◆ **Instruction**: Can you find the lines of the listing that include "visualization" and copy every one?
*** Dataset extract ***
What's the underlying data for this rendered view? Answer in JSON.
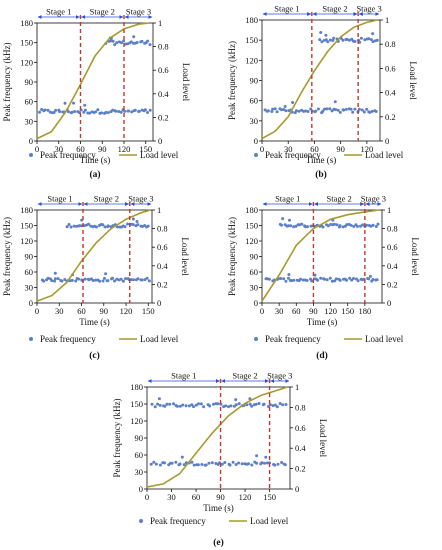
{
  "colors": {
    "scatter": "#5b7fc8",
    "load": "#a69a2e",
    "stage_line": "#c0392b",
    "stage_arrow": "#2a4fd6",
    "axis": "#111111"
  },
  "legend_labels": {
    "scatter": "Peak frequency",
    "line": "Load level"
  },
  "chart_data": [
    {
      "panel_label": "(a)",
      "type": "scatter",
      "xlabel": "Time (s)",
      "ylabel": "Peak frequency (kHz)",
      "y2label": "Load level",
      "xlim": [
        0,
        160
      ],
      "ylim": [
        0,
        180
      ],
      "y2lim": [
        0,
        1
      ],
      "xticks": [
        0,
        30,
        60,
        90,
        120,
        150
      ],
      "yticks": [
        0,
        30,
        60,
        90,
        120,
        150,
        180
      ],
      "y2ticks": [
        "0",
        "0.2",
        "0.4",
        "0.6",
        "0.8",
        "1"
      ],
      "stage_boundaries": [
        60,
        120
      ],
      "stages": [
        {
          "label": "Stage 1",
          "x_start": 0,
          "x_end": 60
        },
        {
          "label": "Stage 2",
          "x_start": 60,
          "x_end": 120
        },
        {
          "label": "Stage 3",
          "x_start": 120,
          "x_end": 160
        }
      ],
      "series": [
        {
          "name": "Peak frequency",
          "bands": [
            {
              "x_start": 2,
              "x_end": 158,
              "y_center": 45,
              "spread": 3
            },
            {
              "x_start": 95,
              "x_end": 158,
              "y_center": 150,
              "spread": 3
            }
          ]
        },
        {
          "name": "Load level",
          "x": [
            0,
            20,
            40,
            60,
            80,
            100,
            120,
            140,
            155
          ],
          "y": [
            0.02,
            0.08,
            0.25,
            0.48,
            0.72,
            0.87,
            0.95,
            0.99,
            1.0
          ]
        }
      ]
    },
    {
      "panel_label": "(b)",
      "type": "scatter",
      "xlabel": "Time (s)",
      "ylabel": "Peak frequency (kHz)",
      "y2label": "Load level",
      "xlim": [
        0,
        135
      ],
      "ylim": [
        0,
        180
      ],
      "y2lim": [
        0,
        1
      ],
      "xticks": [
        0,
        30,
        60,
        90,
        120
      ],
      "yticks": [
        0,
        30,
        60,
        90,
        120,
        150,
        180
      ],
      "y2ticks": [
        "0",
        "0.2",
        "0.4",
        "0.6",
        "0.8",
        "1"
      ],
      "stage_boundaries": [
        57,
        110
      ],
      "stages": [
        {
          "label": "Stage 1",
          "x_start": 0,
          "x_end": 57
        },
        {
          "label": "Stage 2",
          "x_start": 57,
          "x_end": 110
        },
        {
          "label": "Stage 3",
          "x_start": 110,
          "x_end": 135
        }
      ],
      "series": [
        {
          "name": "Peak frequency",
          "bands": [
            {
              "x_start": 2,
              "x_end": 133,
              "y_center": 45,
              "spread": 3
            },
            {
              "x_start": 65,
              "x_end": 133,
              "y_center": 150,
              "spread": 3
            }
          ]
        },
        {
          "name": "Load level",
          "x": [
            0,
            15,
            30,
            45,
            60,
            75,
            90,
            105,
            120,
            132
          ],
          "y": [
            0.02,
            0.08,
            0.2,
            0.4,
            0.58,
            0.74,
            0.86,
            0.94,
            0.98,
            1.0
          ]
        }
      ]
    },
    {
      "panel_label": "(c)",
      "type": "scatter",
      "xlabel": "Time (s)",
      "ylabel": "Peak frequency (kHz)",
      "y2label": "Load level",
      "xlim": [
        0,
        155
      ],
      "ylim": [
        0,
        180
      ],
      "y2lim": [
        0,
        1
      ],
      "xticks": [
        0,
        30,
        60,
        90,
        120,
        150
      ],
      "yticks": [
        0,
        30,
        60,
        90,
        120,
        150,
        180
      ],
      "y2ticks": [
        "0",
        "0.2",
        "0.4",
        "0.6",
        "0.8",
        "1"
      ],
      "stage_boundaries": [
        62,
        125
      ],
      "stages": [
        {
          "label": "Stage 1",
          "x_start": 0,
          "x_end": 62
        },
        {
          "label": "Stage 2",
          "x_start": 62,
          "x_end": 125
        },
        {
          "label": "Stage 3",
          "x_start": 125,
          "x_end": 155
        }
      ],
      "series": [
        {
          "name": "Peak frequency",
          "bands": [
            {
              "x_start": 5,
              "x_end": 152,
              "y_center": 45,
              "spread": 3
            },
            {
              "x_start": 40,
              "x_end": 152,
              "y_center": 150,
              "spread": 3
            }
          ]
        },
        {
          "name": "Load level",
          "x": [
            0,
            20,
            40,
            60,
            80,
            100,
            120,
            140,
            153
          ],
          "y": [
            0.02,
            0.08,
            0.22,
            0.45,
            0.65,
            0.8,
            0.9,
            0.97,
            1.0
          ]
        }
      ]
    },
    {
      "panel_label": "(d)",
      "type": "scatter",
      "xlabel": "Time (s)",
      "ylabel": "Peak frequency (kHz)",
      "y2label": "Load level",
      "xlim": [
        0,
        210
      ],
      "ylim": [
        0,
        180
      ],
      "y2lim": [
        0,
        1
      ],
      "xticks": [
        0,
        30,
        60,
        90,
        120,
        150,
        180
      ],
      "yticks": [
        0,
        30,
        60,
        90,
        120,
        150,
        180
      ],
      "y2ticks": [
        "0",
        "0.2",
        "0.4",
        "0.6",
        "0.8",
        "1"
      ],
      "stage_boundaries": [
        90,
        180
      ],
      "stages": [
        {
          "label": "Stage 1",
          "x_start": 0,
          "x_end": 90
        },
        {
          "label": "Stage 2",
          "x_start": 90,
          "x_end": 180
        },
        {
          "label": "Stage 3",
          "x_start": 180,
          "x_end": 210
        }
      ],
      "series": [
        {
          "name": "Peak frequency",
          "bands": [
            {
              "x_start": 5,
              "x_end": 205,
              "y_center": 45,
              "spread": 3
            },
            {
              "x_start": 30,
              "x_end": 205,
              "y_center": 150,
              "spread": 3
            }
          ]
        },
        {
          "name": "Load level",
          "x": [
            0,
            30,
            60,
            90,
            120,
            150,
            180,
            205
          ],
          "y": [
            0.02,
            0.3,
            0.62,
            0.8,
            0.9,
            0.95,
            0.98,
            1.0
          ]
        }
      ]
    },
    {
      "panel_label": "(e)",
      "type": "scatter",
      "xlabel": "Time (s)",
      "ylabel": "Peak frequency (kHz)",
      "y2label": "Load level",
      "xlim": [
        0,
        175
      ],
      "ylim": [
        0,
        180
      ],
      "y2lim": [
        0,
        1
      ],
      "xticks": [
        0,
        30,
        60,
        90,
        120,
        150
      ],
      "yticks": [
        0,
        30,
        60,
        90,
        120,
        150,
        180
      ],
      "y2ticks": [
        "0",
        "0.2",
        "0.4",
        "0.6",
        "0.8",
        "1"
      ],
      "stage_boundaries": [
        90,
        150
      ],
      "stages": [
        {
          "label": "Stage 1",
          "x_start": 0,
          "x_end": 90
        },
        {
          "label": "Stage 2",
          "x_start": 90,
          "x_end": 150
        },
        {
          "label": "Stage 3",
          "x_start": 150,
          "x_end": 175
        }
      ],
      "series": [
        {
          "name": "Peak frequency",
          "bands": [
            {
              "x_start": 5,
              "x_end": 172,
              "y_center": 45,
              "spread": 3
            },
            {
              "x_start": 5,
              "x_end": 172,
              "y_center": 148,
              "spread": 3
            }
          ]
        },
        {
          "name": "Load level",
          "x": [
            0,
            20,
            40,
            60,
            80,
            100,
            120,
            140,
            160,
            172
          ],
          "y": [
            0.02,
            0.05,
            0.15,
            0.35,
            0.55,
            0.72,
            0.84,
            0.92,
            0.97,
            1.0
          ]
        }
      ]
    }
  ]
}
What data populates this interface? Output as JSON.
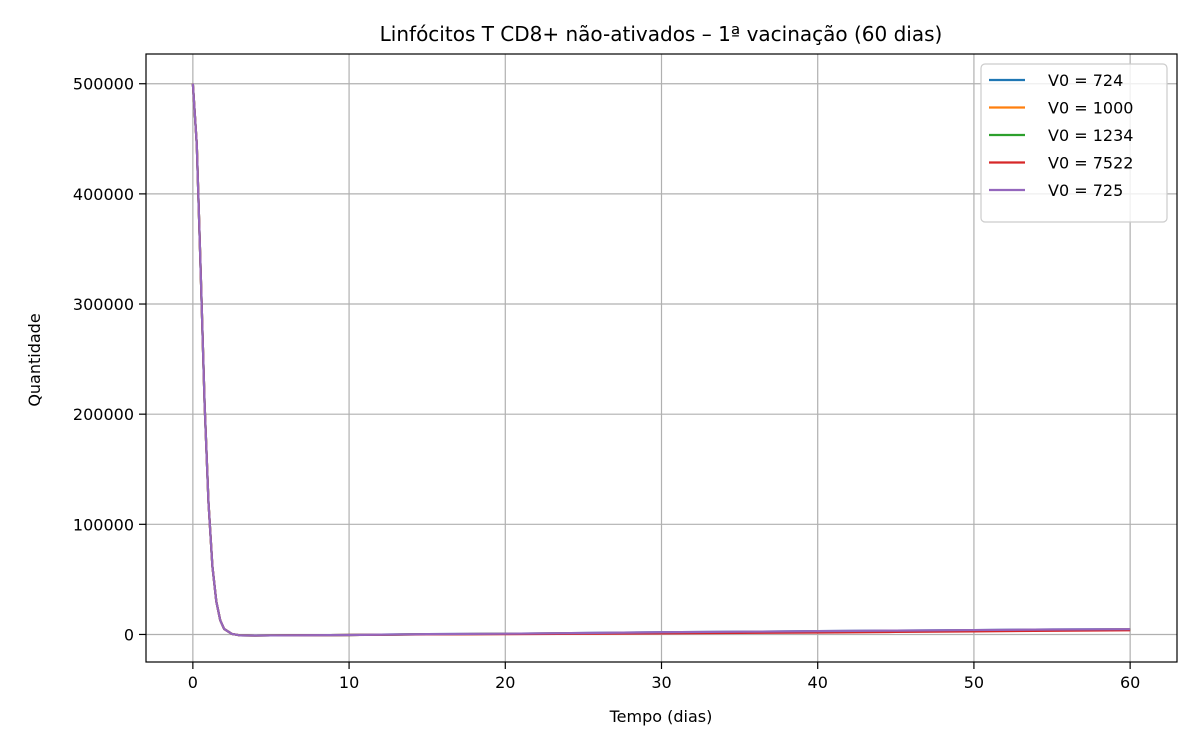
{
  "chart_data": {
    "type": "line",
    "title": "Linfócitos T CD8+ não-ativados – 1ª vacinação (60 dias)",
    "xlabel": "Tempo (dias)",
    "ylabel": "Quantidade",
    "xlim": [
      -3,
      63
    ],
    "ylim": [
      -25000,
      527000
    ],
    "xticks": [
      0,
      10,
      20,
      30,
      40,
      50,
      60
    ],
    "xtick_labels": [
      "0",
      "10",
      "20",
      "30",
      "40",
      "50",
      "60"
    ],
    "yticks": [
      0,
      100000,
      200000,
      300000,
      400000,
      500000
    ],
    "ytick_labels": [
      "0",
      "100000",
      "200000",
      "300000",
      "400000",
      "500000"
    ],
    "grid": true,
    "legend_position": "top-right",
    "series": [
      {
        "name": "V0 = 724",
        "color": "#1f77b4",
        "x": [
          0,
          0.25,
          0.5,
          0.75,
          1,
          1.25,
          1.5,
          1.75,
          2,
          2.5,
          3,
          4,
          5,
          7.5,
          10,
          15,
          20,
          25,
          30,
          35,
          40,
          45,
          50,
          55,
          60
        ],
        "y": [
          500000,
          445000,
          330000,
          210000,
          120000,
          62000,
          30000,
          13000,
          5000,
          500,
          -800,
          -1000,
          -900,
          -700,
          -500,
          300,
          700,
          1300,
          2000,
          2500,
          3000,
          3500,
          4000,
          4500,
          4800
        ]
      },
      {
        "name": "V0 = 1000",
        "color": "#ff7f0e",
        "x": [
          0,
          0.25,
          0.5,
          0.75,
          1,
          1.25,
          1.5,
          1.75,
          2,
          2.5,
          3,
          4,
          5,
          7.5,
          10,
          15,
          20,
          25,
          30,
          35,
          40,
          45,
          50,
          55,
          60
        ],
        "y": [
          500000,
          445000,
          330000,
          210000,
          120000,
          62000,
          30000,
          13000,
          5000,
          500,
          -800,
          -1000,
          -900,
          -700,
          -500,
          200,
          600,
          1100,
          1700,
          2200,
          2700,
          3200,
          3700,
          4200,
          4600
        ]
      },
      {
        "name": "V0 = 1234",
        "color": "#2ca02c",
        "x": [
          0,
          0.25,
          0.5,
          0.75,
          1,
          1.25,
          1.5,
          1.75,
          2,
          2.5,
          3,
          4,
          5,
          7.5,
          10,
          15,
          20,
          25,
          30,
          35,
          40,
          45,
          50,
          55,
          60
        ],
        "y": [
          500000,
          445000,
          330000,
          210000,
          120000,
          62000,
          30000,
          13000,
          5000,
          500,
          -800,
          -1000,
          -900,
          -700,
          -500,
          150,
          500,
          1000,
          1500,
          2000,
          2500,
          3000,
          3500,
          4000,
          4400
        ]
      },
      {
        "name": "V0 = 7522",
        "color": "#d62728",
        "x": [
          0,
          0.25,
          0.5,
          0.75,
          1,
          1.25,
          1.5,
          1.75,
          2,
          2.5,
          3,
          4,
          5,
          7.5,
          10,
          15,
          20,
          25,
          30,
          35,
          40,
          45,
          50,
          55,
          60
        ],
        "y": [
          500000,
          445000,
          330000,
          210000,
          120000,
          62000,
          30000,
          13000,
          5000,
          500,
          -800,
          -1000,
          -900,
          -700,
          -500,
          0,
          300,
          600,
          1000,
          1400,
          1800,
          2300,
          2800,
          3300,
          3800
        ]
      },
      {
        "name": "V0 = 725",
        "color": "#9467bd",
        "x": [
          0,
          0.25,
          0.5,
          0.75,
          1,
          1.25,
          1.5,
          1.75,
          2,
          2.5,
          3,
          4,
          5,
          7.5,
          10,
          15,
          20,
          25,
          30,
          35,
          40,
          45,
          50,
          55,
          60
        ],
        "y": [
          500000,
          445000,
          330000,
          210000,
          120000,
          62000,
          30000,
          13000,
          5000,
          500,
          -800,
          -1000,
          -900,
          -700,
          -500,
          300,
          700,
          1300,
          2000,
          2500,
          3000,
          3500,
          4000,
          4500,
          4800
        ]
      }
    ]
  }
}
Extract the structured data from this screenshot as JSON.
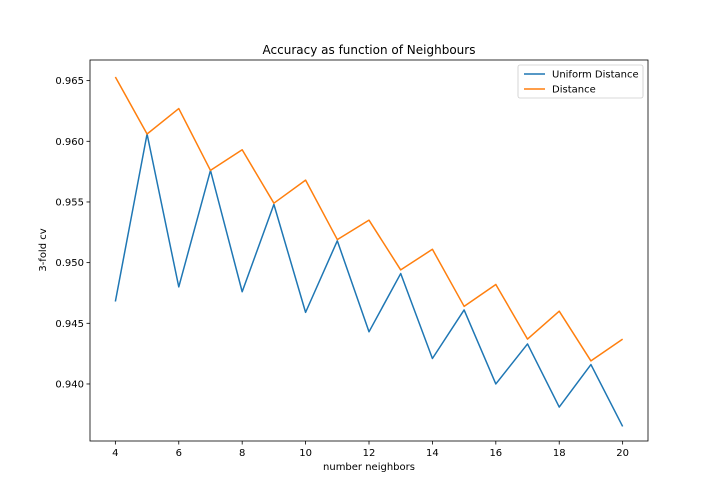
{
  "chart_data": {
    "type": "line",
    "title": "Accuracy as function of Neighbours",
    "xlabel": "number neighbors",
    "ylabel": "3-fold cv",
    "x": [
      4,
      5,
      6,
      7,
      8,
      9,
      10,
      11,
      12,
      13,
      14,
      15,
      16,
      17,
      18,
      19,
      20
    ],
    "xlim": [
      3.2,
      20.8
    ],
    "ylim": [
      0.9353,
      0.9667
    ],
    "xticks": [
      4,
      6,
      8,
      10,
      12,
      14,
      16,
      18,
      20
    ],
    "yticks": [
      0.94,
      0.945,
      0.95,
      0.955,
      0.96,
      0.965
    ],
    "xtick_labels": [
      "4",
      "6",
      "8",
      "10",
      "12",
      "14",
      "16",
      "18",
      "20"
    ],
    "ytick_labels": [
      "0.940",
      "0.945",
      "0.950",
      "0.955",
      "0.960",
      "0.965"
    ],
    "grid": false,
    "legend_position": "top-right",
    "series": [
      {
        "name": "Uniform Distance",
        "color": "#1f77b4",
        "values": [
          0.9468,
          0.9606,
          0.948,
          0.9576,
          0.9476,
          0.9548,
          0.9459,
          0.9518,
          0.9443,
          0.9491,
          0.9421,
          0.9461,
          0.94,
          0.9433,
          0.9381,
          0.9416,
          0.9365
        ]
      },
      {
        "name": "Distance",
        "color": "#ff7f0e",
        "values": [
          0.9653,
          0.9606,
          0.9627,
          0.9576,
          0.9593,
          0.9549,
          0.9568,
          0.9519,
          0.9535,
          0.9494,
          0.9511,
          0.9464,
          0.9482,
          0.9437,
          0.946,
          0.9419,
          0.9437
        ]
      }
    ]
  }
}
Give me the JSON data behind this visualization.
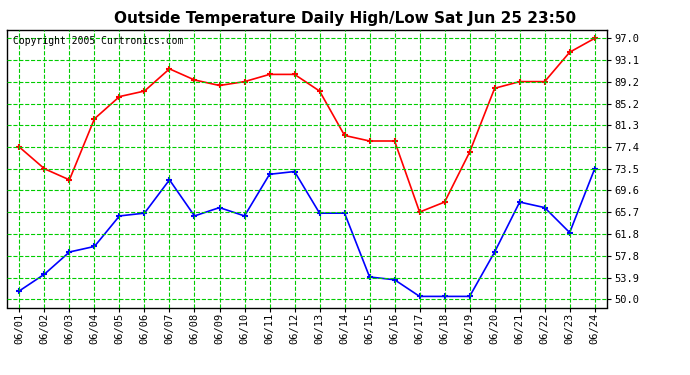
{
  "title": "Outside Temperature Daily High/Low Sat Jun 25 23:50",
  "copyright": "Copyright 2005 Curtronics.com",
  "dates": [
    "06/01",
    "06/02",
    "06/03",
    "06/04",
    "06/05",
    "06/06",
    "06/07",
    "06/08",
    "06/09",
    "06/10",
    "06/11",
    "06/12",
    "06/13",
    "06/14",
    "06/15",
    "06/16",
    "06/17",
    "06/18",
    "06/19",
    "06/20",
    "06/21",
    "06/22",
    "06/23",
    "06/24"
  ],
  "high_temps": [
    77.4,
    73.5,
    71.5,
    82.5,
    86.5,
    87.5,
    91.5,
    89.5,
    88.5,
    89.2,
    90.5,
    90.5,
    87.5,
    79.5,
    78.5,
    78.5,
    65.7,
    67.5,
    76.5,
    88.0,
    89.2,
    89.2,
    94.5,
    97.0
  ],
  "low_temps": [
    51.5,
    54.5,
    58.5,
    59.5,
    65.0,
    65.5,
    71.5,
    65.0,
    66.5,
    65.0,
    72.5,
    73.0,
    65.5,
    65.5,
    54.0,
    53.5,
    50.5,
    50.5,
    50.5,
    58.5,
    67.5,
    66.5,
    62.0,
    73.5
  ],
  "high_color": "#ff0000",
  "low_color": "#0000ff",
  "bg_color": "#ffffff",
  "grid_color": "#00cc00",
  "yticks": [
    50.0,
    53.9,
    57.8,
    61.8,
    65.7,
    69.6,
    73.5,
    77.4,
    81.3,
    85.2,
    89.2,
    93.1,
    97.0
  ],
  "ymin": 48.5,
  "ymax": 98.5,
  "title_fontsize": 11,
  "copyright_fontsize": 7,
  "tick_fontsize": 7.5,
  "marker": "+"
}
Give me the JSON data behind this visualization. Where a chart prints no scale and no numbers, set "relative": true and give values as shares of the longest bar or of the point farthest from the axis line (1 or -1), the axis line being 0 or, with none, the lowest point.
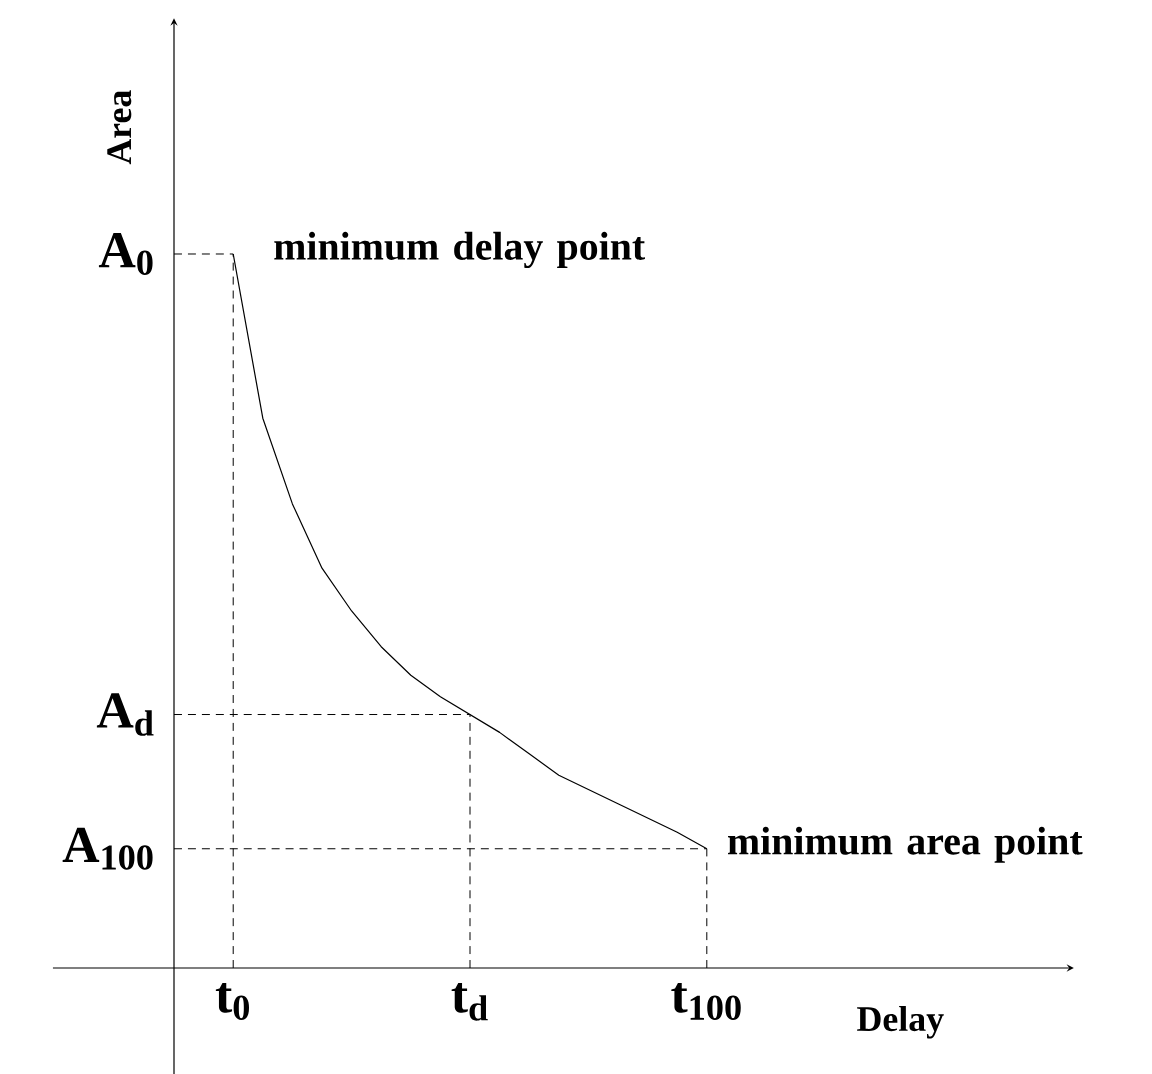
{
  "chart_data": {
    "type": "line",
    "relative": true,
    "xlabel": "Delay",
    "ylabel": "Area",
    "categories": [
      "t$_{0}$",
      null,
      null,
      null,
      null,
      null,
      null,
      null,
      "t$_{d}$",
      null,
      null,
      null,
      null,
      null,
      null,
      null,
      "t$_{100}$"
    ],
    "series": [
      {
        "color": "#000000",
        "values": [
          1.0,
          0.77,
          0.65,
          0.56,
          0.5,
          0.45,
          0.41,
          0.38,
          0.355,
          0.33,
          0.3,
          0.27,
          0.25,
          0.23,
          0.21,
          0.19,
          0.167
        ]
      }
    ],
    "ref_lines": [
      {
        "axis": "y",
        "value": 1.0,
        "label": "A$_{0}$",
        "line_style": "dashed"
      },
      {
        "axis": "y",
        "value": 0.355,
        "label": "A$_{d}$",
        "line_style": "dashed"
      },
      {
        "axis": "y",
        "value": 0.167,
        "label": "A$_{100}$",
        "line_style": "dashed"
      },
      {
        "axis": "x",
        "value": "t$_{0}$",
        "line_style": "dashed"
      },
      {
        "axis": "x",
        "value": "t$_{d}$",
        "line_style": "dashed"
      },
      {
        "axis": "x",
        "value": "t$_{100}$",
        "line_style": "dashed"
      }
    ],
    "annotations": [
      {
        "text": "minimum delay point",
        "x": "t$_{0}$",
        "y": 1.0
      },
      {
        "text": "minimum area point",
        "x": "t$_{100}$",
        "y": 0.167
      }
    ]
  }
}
***
◆ **Exercise answer**:
Give me the JSON data behind this visualization.
Give me the JSON data behind this visualization. Where a chart prints no scale and no numbers, set "relative": true and give values as shares of the longest bar or of the point farthest from the axis line (1 or -1), the axis line being 0 or, with none, the lowest point.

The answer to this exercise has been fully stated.